## WHAT IS NEEDED
Work out the number of lines containing "label". Answer with nothing but that number.

## Dataset records on visual material

= = = = = = =

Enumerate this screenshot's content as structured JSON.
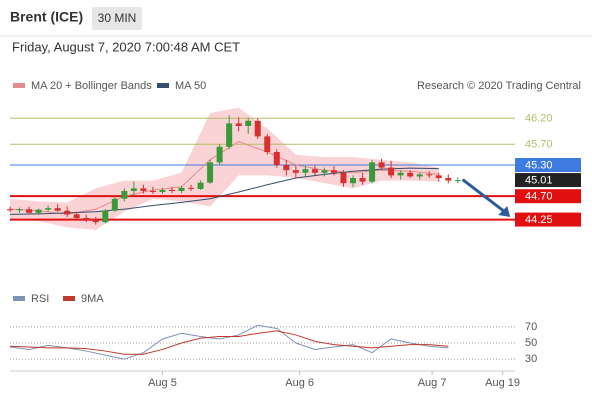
{
  "header": {
    "instrument": "Brent (ICE)",
    "timeframe": "30 MIN",
    "datetime": "Friday, August 7, 2020 7:00:48 AM CET"
  },
  "chart_data": [
    {
      "type": "candlestick",
      "credit": "Research © 2020 Trading Central",
      "up_color": "#3a9a3a",
      "down_color": "#d63030",
      "xlim": [
        0,
        53
      ],
      "ylim": [
        43.28,
        46.55
      ],
      "xticks": [
        {
          "value": 16,
          "label": "Aug 5"
        },
        {
          "value": 30.4,
          "label": "Aug 6"
        },
        {
          "value": 44.3,
          "label": "Aug 7"
        },
        {
          "value": 51.7,
          "label": "Aug 19"
        }
      ],
      "x": [
        0,
        1,
        2,
        3,
        4,
        5,
        6,
        7,
        8,
        9,
        10,
        11,
        12,
        13,
        14,
        15,
        16,
        17,
        18,
        19,
        20,
        21,
        22,
        23,
        24,
        25,
        26,
        27,
        28,
        29,
        30,
        31,
        32,
        33,
        34,
        35,
        36,
        37,
        38,
        39,
        40,
        41,
        42,
        43,
        44,
        45,
        46,
        47
      ],
      "open": [
        44.45,
        44.43,
        44.45,
        44.38,
        44.44,
        44.47,
        44.42,
        44.35,
        44.28,
        44.25,
        44.2,
        44.42,
        44.65,
        44.8,
        44.85,
        44.8,
        44.78,
        44.82,
        44.8,
        44.86,
        44.84,
        44.96,
        45.35,
        45.65,
        46.1,
        46.05,
        46.15,
        45.85,
        45.55,
        45.3,
        45.2,
        45.15,
        45.22,
        45.15,
        45.2,
        45.15,
        44.95,
        45.05,
        44.98,
        45.35,
        45.25,
        45.1,
        45.15,
        45.08,
        45.12,
        45.1,
        45.05,
        45
      ],
      "high": [
        44.5,
        44.48,
        44.5,
        44.46,
        44.52,
        44.55,
        44.5,
        44.4,
        44.34,
        44.3,
        44.45,
        44.7,
        44.85,
        44.98,
        44.92,
        44.88,
        44.86,
        44.88,
        44.9,
        44.92,
        45,
        45.4,
        45.7,
        46.25,
        46.22,
        46.2,
        46.2,
        45.9,
        45.6,
        45.4,
        45.3,
        45.28,
        45.3,
        45.25,
        45.28,
        45.2,
        45.1,
        45.15,
        45.4,
        45.42,
        45.38,
        45.2,
        45.2,
        45.15,
        45.18,
        45.15,
        45.12,
        45.06
      ],
      "low": [
        44.4,
        44.38,
        44.35,
        44.34,
        44.4,
        44.4,
        44.3,
        44.25,
        44.2,
        44.15,
        44.18,
        44.4,
        44.6,
        44.72,
        44.75,
        44.74,
        44.74,
        44.76,
        44.76,
        44.8,
        44.82,
        44.94,
        45.3,
        45.6,
        45.95,
        45.9,
        45.8,
        45.5,
        45.25,
        45.1,
        45.05,
        45.08,
        45.1,
        45.08,
        45.1,
        44.88,
        44.88,
        44.92,
        44.95,
        45.2,
        45.05,
        45.02,
        45.05,
        45.02,
        45.05,
        44.98,
        44.95,
        44.95
      ],
      "close": [
        44.43,
        44.45,
        44.38,
        44.44,
        44.47,
        44.42,
        44.35,
        44.28,
        44.25,
        44.2,
        44.42,
        44.65,
        44.8,
        44.85,
        44.8,
        44.78,
        44.82,
        44.8,
        44.86,
        44.84,
        44.96,
        45.35,
        45.65,
        46.1,
        46.05,
        46.15,
        45.85,
        45.55,
        45.3,
        45.2,
        45.15,
        45.22,
        45.15,
        45.2,
        45.15,
        44.95,
        45.05,
        44.98,
        45.35,
        45.25,
        45.1,
        45.15,
        45.08,
        45.12,
        45.1,
        45.05,
        45,
        45.01
      ],
      "series": [
        {
          "name": "MA 20 + Bollinger Bands",
          "color": "#e88a8a",
          "band_color": "#f8c8cc",
          "x": [
            0,
            3,
            6,
            9,
            12,
            15,
            18,
            21,
            24,
            27,
            30,
            33,
            36,
            39,
            42,
            45
          ],
          "values": [
            44.45,
            44.42,
            44.35,
            44.45,
            44.7,
            44.82,
            44.88,
            45.4,
            45.75,
            45.55,
            45.3,
            45.2,
            45.15,
            45.2,
            45.18,
            45.12
          ],
          "upper": [
            44.65,
            44.6,
            44.58,
            44.85,
            45,
            45,
            45.15,
            46.3,
            46.4,
            46,
            45.5,
            45.45,
            45.45,
            45.4,
            45.35,
            45.25
          ],
          "lower": [
            44.25,
            44.22,
            44.1,
            44.05,
            44.4,
            44.65,
            44.6,
            44.5,
            45.1,
            45.1,
            45.05,
            44.95,
            44.85,
            45,
            45,
            44.98
          ]
        },
        {
          "name": "MA 50",
          "color": "#34506e",
          "x": [
            0,
            3,
            6,
            9,
            12,
            15,
            18,
            21,
            24,
            27,
            30,
            33,
            36,
            39,
            42,
            45
          ],
          "values": [
            44.35,
            44.36,
            44.38,
            44.4,
            44.45,
            44.52,
            44.58,
            44.65,
            44.78,
            44.92,
            45.05,
            45.12,
            45.18,
            45.22,
            45.24,
            45.23
          ]
        }
      ],
      "levels": [
        {
          "value": 46.2,
          "label": "46.20",
          "color": "#b5bd68",
          "box": false
        },
        {
          "value": 45.7,
          "label": "45.70",
          "color": "#b5bd68",
          "box": false
        },
        {
          "value": 45.3,
          "label": "45.30",
          "color": "#3d7be0",
          "box": true
        },
        {
          "value": 45.01,
          "label": "45.01",
          "color": "#222222",
          "box": true
        },
        {
          "value": 44.7,
          "label": "44.70",
          "color": "#e01010",
          "box": true
        },
        {
          "value": 44.25,
          "label": "44.25",
          "color": "#e01010",
          "box": true
        }
      ],
      "forecast": {
        "x": [
          47.5,
          52.5
        ],
        "values": [
          45.02,
          44.3
        ],
        "color": "#2e5b9a"
      }
    },
    {
      "type": "line",
      "ylim": [
        19,
        81
      ],
      "yticks": [
        30,
        50,
        70
      ],
      "xlim": [
        0,
        53
      ],
      "series": [
        {
          "name": "RSI",
          "color": "#7f93b8",
          "x": [
            0,
            2,
            4,
            6,
            8,
            10,
            12,
            14,
            16,
            18,
            20,
            22,
            24,
            26,
            28,
            30,
            32,
            34,
            36,
            38,
            40,
            42,
            44,
            46
          ],
          "values": [
            45,
            42,
            47,
            44,
            40,
            35,
            30,
            38,
            55,
            62,
            58,
            55,
            60,
            72,
            68,
            50,
            42,
            45,
            48,
            38,
            55,
            50,
            46,
            44
          ]
        },
        {
          "name": "9MA",
          "color": "#c0392b",
          "x": [
            0,
            2,
            4,
            6,
            8,
            10,
            12,
            14,
            16,
            18,
            20,
            22,
            24,
            26,
            28,
            30,
            32,
            34,
            36,
            38,
            40,
            42,
            44,
            46
          ],
          "values": [
            46,
            45,
            44,
            44,
            43,
            40,
            36,
            36,
            42,
            50,
            56,
            58,
            58,
            62,
            65,
            60,
            52,
            48,
            46,
            44,
            46,
            48,
            48,
            46
          ]
        }
      ]
    }
  ]
}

= = = = = = =

## EXERCISE ANSWER
10